*Work to complete*
Copy the material below word for word, leaving out the pictures.

*Input rows*
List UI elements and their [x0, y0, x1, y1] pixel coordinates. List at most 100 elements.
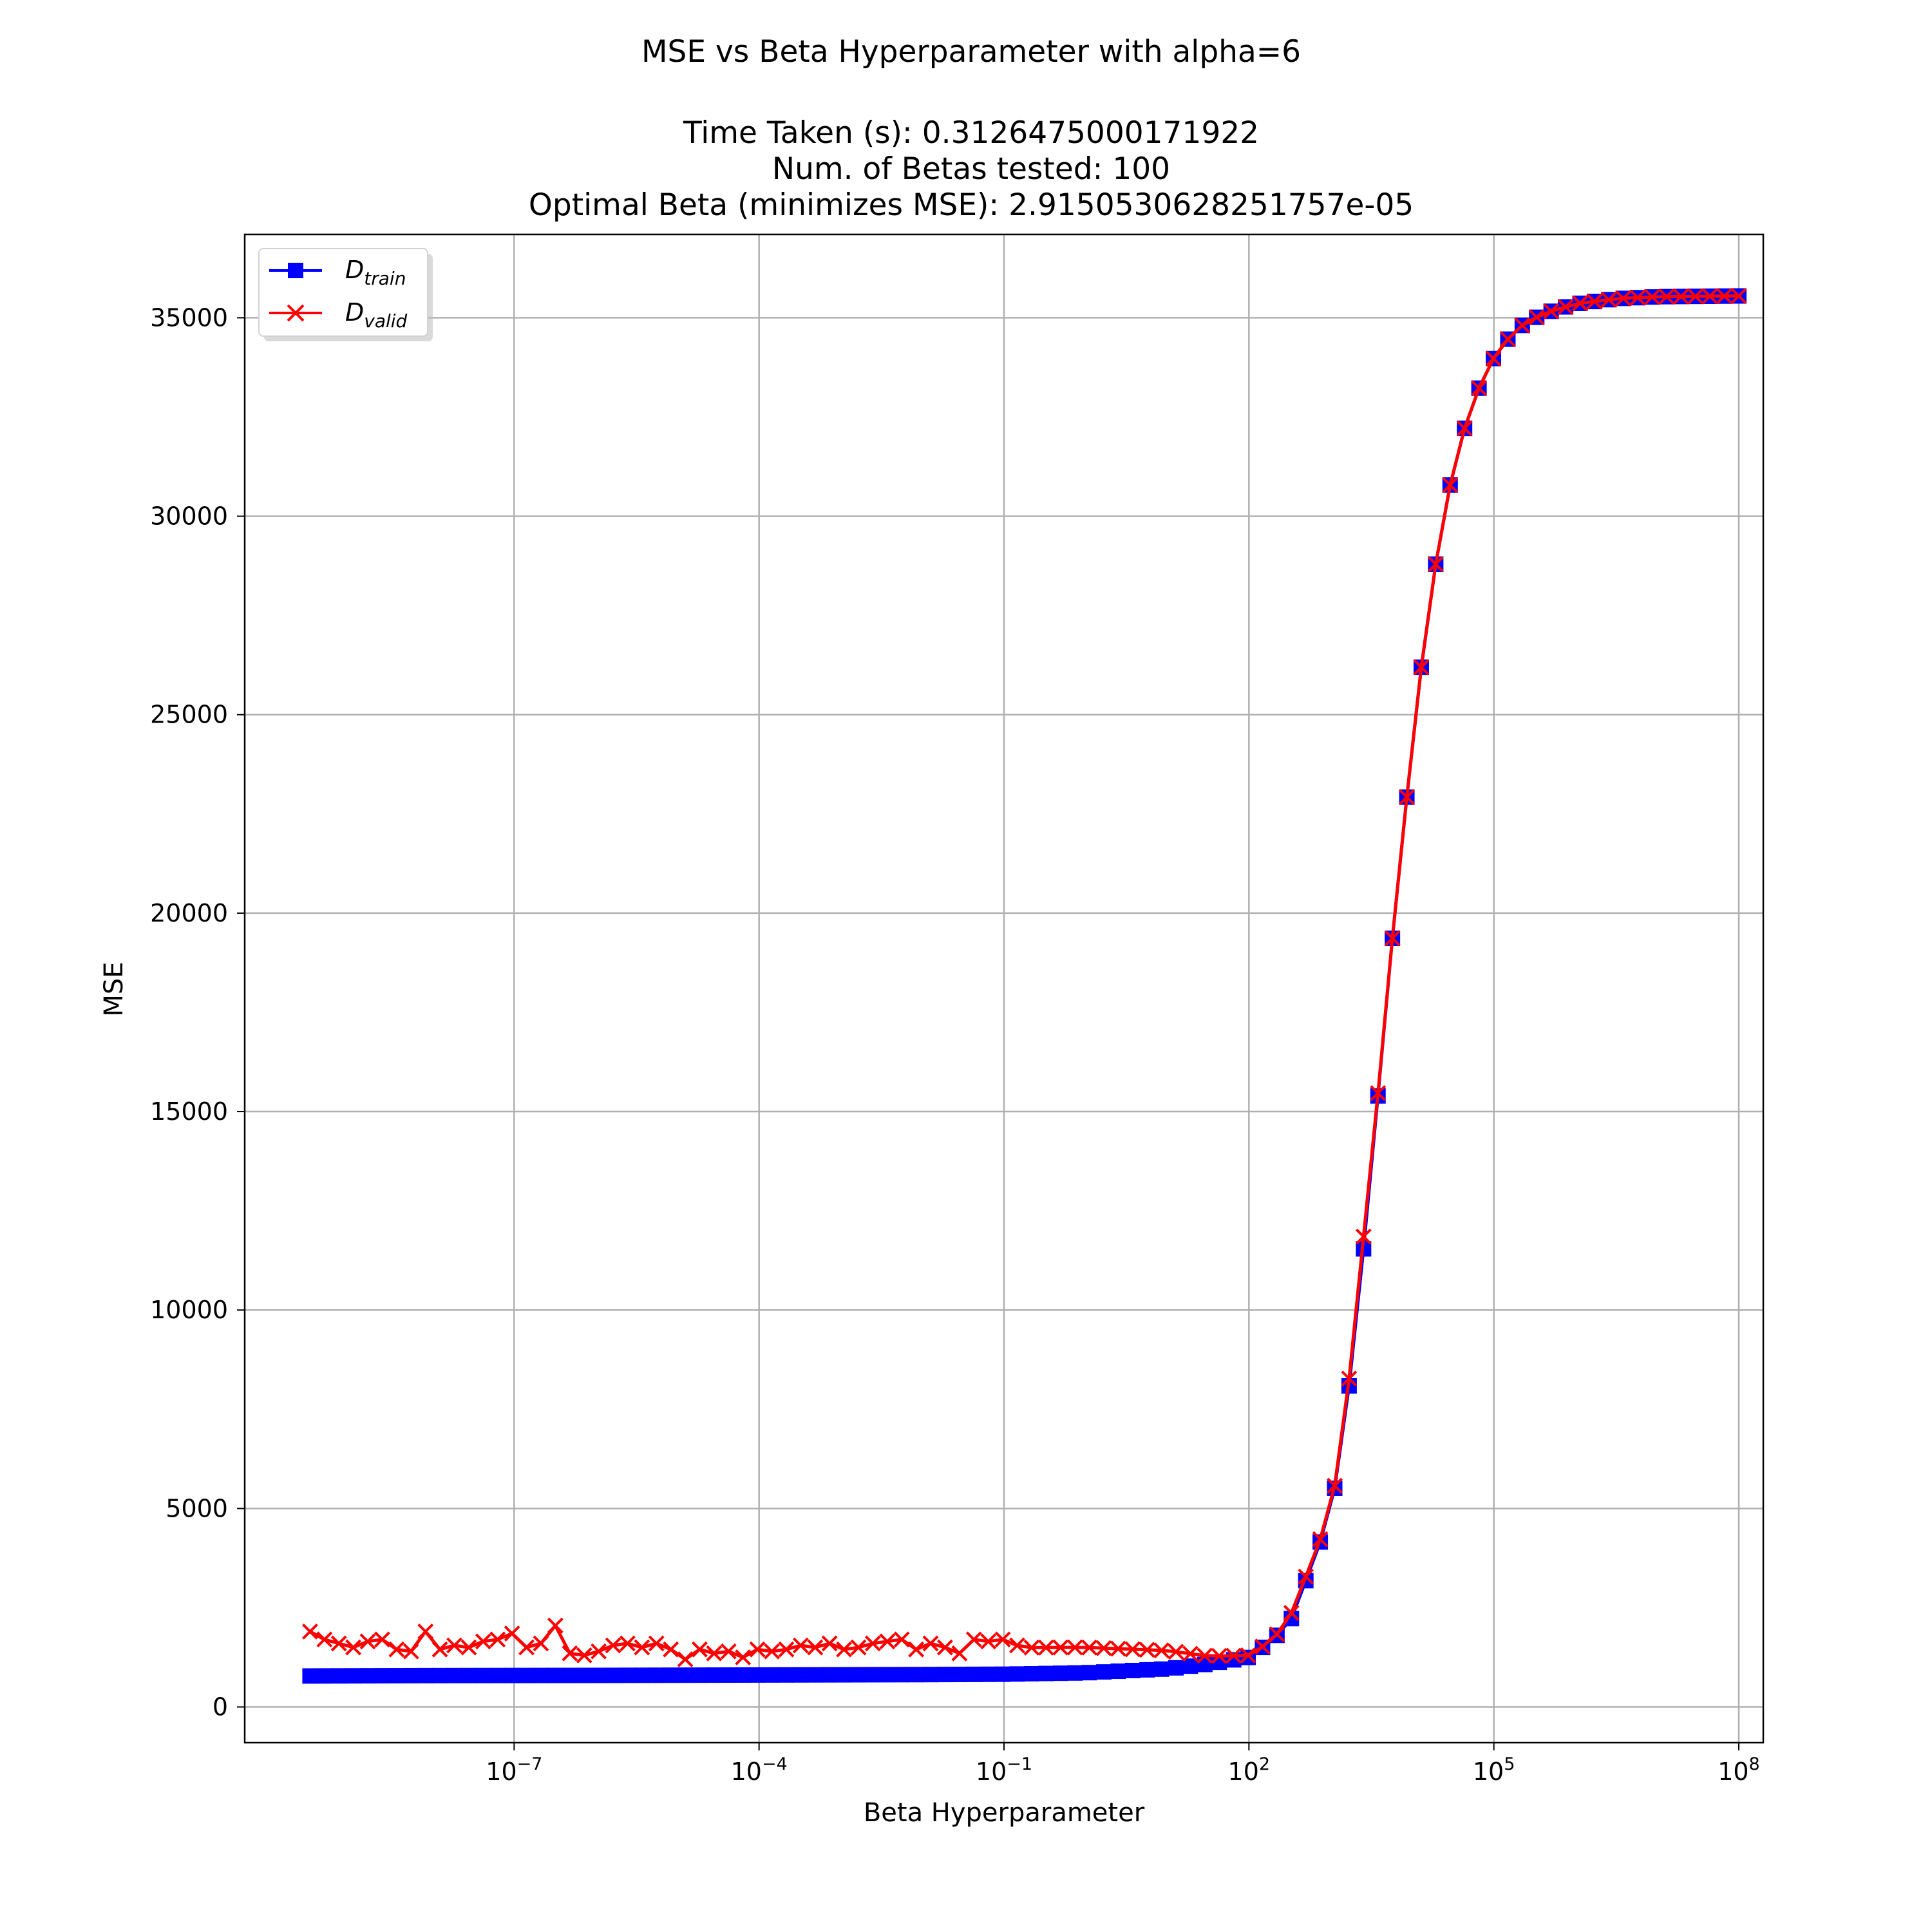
x-tick-label: 108	[1718, 1754, 1760, 1786]
point-D_train	[865, 1667, 881, 1683]
point-D_valid	[807, 1639, 824, 1656]
legend-train-label: Dtrain	[345, 256, 406, 289]
point-D_valid	[836, 1641, 852, 1658]
point-D_train	[764, 1667, 780, 1683]
point-D_valid	[1269, 1626, 1285, 1643]
point-D_train	[1110, 1663, 1126, 1680]
x-tick-label-exponent: −4	[762, 1754, 788, 1774]
point-D_valid	[1052, 1639, 1069, 1656]
series-D_valid	[302, 288, 1747, 1667]
point-D_valid	[547, 1617, 564, 1634]
point-D_valid	[1672, 288, 1689, 305]
point-D_valid	[1384, 930, 1401, 947]
point-D_valid	[1528, 309, 1545, 326]
point-D_valid	[605, 1637, 621, 1654]
point-D_valid	[1037, 1639, 1054, 1656]
y-axis-label: MSE	[99, 961, 129, 1016]
point-D_valid	[330, 1635, 347, 1652]
point-D_valid	[1312, 1531, 1329, 1548]
legend-train-sub: train	[364, 268, 406, 289]
point-D_valid	[1255, 1638, 1271, 1655]
point-D_train	[649, 1667, 665, 1683]
point-D_valid	[864, 1635, 881, 1652]
point-D_train	[750, 1667, 766, 1683]
point-D_valid	[1730, 288, 1747, 304]
point-D_valid	[1124, 1641, 1141, 1658]
x-axis-ticks: 10−7 10−4 10−1 102 105 108	[486, 1743, 1760, 1786]
x-tick-label: 102	[1228, 1754, 1271, 1786]
point-D_valid	[1687, 288, 1704, 305]
point-D_train	[937, 1667, 953, 1683]
point-D_valid	[677, 1651, 694, 1667]
point-D_train	[475, 1667, 491, 1683]
y-tick-label: 20000	[150, 899, 228, 927]
point-D_train	[302, 1668, 318, 1684]
y-tick-label: 0	[213, 1693, 228, 1721]
point-D_valid	[1399, 789, 1415, 806]
point-D_train	[923, 1667, 939, 1683]
point-D_valid	[620, 1635, 636, 1652]
point-D_valid	[1110, 1640, 1126, 1657]
point-D_valid	[1081, 1639, 1097, 1656]
point-D_valid	[1182, 1645, 1198, 1662]
y-tick-label: 25000	[150, 701, 228, 729]
point-D_valid	[475, 1633, 491, 1650]
x-tick-label-exponent: 8	[1749, 1754, 1760, 1774]
point-D_valid	[533, 1635, 549, 1652]
point-D_valid	[720, 1643, 737, 1660]
point-D_valid	[591, 1643, 607, 1660]
legend-valid-label: Dvalid	[345, 298, 408, 332]
point-D_train	[620, 1667, 636, 1683]
title-line-1: MSE vs Beta Hyperparameter with alpha=6	[641, 34, 1301, 70]
point-D_valid	[706, 1645, 723, 1662]
point-D_train	[706, 1667, 722, 1683]
point-D_valid	[1298, 1568, 1314, 1585]
point-D_valid	[1283, 1605, 1300, 1621]
point-D_train	[778, 1667, 794, 1683]
x-tick-label-exponent: 2	[1259, 1754, 1270, 1774]
point-D_valid	[648, 1635, 665, 1652]
point-D_train	[403, 1667, 419, 1683]
point-D_train	[692, 1667, 708, 1683]
point-D_train	[807, 1667, 823, 1683]
point-D_valid	[402, 1643, 419, 1660]
legend: Dtrain Dvalid	[258, 248, 433, 341]
y-tick-label: 5000	[166, 1494, 228, 1522]
point-D_valid	[1211, 1647, 1227, 1664]
point-D_valid	[749, 1641, 766, 1658]
point-D_train	[850, 1667, 866, 1683]
point-D_train	[533, 1667, 549, 1683]
x-axis-label: Beta Hyperparameter	[864, 1798, 1145, 1828]
point-D_train	[1124, 1662, 1141, 1678]
point-D_valid	[562, 1645, 578, 1662]
point-D_valid	[908, 1641, 925, 1658]
point-D_valid	[359, 1633, 376, 1650]
point-D_train	[663, 1667, 679, 1683]
x-tick-label: 105	[1473, 1754, 1515, 1786]
y-tick-label: 35000	[150, 303, 228, 332]
x-tick-label-base: 10	[486, 1757, 516, 1786]
point-D_train	[836, 1667, 852, 1683]
point-D_valid	[576, 1647, 592, 1663]
point-D_train	[822, 1667, 838, 1683]
point-D_train	[374, 1668, 390, 1684]
point-D_train	[388, 1668, 404, 1684]
point-D_valid	[850, 1639, 867, 1656]
point-D_valid	[1095, 1640, 1112, 1656]
point-D_valid	[504, 1625, 520, 1642]
point-D_valid	[735, 1649, 752, 1665]
point-D_train	[360, 1668, 376, 1684]
point-D_valid	[1009, 1637, 1025, 1654]
point-D_valid	[821, 1635, 838, 1652]
point-D_valid	[1226, 1647, 1242, 1664]
point-D_train	[345, 1668, 361, 1684]
legend-valid-main: D	[345, 298, 364, 327]
point-D_valid	[634, 1639, 650, 1656]
point-D_train	[576, 1667, 592, 1683]
x-tick-label-base: 10	[731, 1757, 762, 1786]
point-D_valid	[1658, 289, 1675, 305]
x-tick-label: 10−1	[976, 1754, 1032, 1786]
point-D_valid	[1572, 295, 1588, 312]
point-D_valid	[1442, 477, 1459, 493]
point-D_valid	[388, 1641, 405, 1658]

*Reply*
List UI elements and their [x0, y0, x1, y1] pixel coordinates. List at most 100 elements.
x-tick-label: 108	[1718, 1754, 1760, 1786]
point-D_train	[865, 1667, 881, 1683]
point-D_valid	[807, 1639, 824, 1656]
legend-train-label: Dtrain	[345, 256, 406, 289]
point-D_valid	[836, 1641, 852, 1658]
point-D_train	[764, 1667, 780, 1683]
point-D_valid	[1269, 1626, 1285, 1643]
point-D_train	[1110, 1663, 1126, 1680]
x-tick-label-exponent: −4	[762, 1754, 788, 1774]
point-D_valid	[1052, 1639, 1069, 1656]
series-D_valid	[302, 288, 1747, 1667]
point-D_valid	[547, 1617, 564, 1634]
point-D_valid	[1672, 288, 1689, 305]
point-D_valid	[1384, 930, 1401, 947]
point-D_valid	[1528, 309, 1545, 326]
point-D_valid	[605, 1637, 621, 1654]
point-D_valid	[1037, 1639, 1054, 1656]
y-axis-label: MSE	[99, 961, 129, 1016]
point-D_valid	[330, 1635, 347, 1652]
point-D_valid	[1312, 1531, 1329, 1548]
legend-train-sub: train	[364, 268, 406, 289]
point-D_valid	[1255, 1638, 1271, 1655]
point-D_train	[649, 1667, 665, 1683]
point-D_valid	[864, 1635, 881, 1652]
point-D_train	[750, 1667, 766, 1683]
point-D_valid	[1730, 288, 1747, 304]
point-D_valid	[1124, 1641, 1141, 1658]
x-axis-ticks: 10−7 10−4 10−1 102 105 108	[486, 1743, 1760, 1786]
x-tick-label: 102	[1228, 1754, 1271, 1786]
point-D_valid	[1687, 288, 1704, 305]
point-D_train	[937, 1667, 953, 1683]
point-D_valid	[677, 1651, 694, 1667]
point-D_train	[475, 1667, 491, 1683]
y-tick-label: 20000	[150, 899, 228, 927]
point-D_train	[302, 1668, 318, 1684]
y-tick-label: 0	[213, 1693, 228, 1721]
point-D_valid	[1399, 789, 1415, 806]
point-D_train	[923, 1667, 939, 1683]
point-D_valid	[620, 1635, 636, 1652]
point-D_valid	[1110, 1640, 1126, 1657]
point-D_valid	[1081, 1639, 1097, 1656]
point-D_valid	[1182, 1645, 1198, 1662]
y-tick-label: 25000	[150, 701, 228, 729]
point-D_valid	[475, 1633, 491, 1650]
x-tick-label-exponent: 8	[1749, 1754, 1760, 1774]
point-D_valid	[533, 1635, 549, 1652]
point-D_valid	[720, 1643, 737, 1660]
point-D_valid	[591, 1643, 607, 1660]
legend-valid-label: Dvalid	[345, 298, 408, 332]
point-D_train	[620, 1667, 636, 1683]
title-line-1: MSE vs Beta Hyperparameter with alpha=6	[641, 34, 1301, 70]
point-D_valid	[706, 1645, 723, 1662]
point-D_train	[706, 1667, 722, 1683]
point-D_valid	[1298, 1568, 1314, 1585]
point-D_valid	[1283, 1605, 1300, 1621]
point-D_train	[778, 1667, 794, 1683]
x-tick-label-exponent: 2	[1259, 1754, 1270, 1774]
point-D_valid	[648, 1635, 665, 1652]
point-D_train	[403, 1667, 419, 1683]
point-D_train	[692, 1667, 708, 1683]
point-D_train	[807, 1667, 823, 1683]
point-D_valid	[402, 1643, 419, 1660]
legend: Dtrain Dvalid	[258, 248, 433, 341]
y-tick-label: 5000	[166, 1494, 228, 1522]
point-D_valid	[1211, 1647, 1227, 1664]
point-D_valid	[749, 1641, 766, 1658]
point-D_train	[850, 1667, 866, 1683]
point-D_train	[533, 1667, 549, 1683]
x-axis-label: Beta Hyperparameter	[864, 1798, 1145, 1828]
point-D_train	[1124, 1662, 1141, 1678]
point-D_valid	[562, 1645, 578, 1662]
point-D_valid	[908, 1641, 925, 1658]
point-D_valid	[359, 1633, 376, 1650]
point-D_train	[663, 1667, 679, 1683]
x-tick-label: 105	[1473, 1754, 1515, 1786]
y-tick-label: 35000	[150, 303, 228, 332]
x-tick-label-base: 10	[486, 1757, 516, 1786]
point-D_train	[836, 1667, 852, 1683]
point-D_valid	[576, 1647, 592, 1663]
point-D_train	[822, 1667, 838, 1683]
point-D_train	[374, 1668, 390, 1684]
point-D_train	[388, 1668, 404, 1684]
point-D_valid	[850, 1639, 867, 1656]
point-D_valid	[1095, 1640, 1112, 1656]
point-D_valid	[504, 1625, 520, 1642]
point-D_valid	[735, 1649, 752, 1665]
point-D_train	[360, 1668, 376, 1684]
point-D_valid	[1009, 1637, 1025, 1654]
point-D_valid	[821, 1635, 838, 1652]
point-D_valid	[1226, 1647, 1242, 1664]
point-D_train	[345, 1668, 361, 1684]
legend-valid-main: D	[345, 298, 364, 327]
point-D_valid	[634, 1639, 650, 1656]
point-D_train	[576, 1667, 592, 1683]
x-tick-label-base: 10	[731, 1757, 762, 1786]
point-D_valid	[1658, 289, 1675, 305]
x-tick-label: 10−1	[976, 1754, 1032, 1786]
point-D_valid	[1572, 295, 1588, 312]
point-D_valid	[1442, 477, 1459, 493]
point-D_valid	[388, 1641, 405, 1658]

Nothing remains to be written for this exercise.